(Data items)
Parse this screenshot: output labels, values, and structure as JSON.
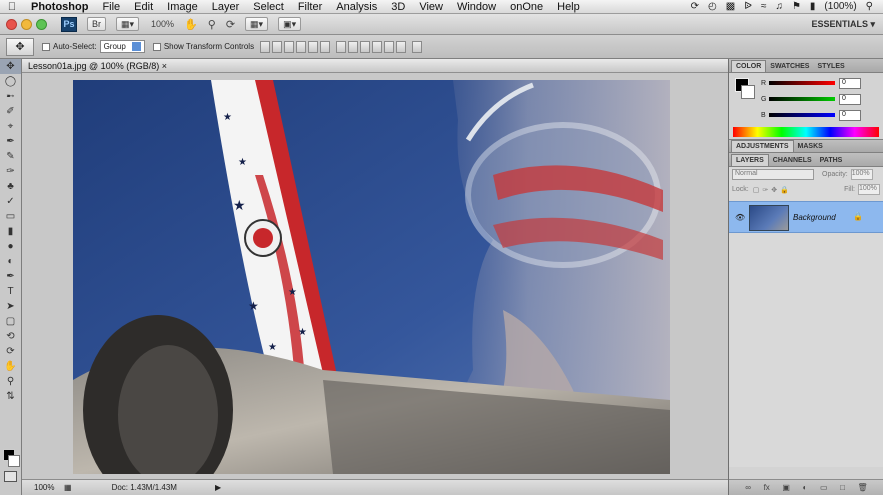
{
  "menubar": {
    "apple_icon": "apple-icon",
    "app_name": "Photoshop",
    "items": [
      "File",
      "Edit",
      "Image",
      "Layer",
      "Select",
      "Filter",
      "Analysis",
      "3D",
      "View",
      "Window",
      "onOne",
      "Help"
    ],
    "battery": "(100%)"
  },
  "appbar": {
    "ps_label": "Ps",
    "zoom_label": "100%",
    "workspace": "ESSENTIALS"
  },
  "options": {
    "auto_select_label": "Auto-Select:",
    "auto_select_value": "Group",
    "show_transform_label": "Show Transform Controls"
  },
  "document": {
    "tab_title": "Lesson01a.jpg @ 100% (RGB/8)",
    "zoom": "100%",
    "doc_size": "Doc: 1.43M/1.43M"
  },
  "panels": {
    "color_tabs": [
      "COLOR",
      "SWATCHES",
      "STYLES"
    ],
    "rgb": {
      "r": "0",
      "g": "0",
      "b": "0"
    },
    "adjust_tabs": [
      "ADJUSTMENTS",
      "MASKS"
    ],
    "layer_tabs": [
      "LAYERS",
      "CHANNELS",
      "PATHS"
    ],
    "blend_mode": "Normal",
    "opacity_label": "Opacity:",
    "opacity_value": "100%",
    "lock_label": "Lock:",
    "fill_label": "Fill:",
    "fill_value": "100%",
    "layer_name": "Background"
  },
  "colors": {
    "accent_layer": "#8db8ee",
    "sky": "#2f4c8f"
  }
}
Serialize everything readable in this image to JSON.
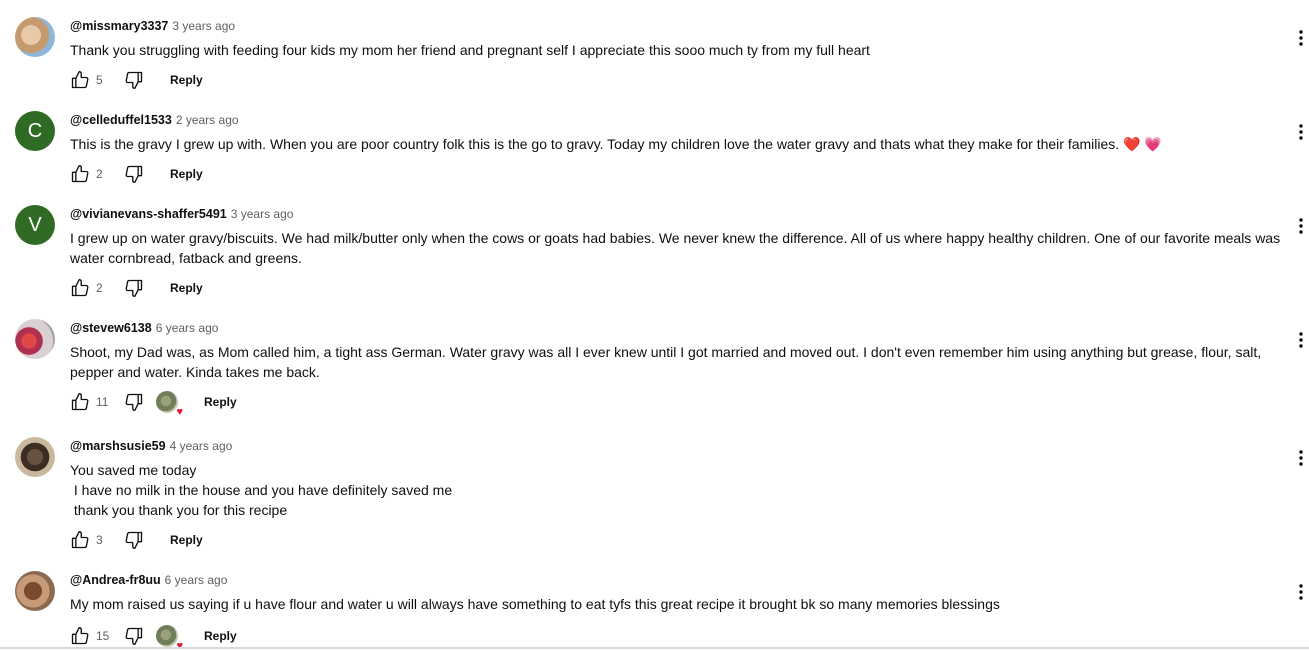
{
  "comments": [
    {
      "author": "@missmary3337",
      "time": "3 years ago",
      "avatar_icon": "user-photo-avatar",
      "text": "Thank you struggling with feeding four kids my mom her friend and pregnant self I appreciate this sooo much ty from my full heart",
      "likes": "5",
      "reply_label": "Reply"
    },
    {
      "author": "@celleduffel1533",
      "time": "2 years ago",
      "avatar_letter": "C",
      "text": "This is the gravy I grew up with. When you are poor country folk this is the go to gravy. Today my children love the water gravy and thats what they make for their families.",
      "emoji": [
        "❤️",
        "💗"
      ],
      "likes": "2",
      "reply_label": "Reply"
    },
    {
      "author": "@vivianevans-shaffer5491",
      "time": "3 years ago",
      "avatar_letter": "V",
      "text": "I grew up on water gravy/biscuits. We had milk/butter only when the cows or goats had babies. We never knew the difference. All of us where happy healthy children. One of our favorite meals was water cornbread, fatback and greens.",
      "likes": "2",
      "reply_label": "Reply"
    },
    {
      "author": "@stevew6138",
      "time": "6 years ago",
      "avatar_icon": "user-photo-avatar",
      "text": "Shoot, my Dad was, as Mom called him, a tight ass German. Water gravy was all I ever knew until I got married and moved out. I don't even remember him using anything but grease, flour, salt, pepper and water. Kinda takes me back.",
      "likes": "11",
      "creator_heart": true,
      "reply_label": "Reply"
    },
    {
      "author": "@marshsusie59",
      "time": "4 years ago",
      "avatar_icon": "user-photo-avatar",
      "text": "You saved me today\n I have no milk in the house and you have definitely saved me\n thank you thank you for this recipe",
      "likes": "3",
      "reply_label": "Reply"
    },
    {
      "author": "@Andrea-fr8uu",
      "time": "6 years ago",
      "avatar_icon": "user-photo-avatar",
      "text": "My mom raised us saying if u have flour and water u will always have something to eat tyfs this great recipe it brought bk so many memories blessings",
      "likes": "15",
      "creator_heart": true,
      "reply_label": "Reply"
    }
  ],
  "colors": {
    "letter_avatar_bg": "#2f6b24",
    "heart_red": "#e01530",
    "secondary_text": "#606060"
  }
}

▶ _TASK BRIEF_
Scan the listing above for the word "have" and show each line where it is found.

▶ _ANSWER FOR THIS EXERCISE_
      "text": "You saved me today\n I have no milk in the house and you have definitely saved me\n thank you thank you for this recipe",
      "text": "My mom raised us saying if u have flour and water u will always have something to eat tyfs this great recipe it brought bk so many memories blessings",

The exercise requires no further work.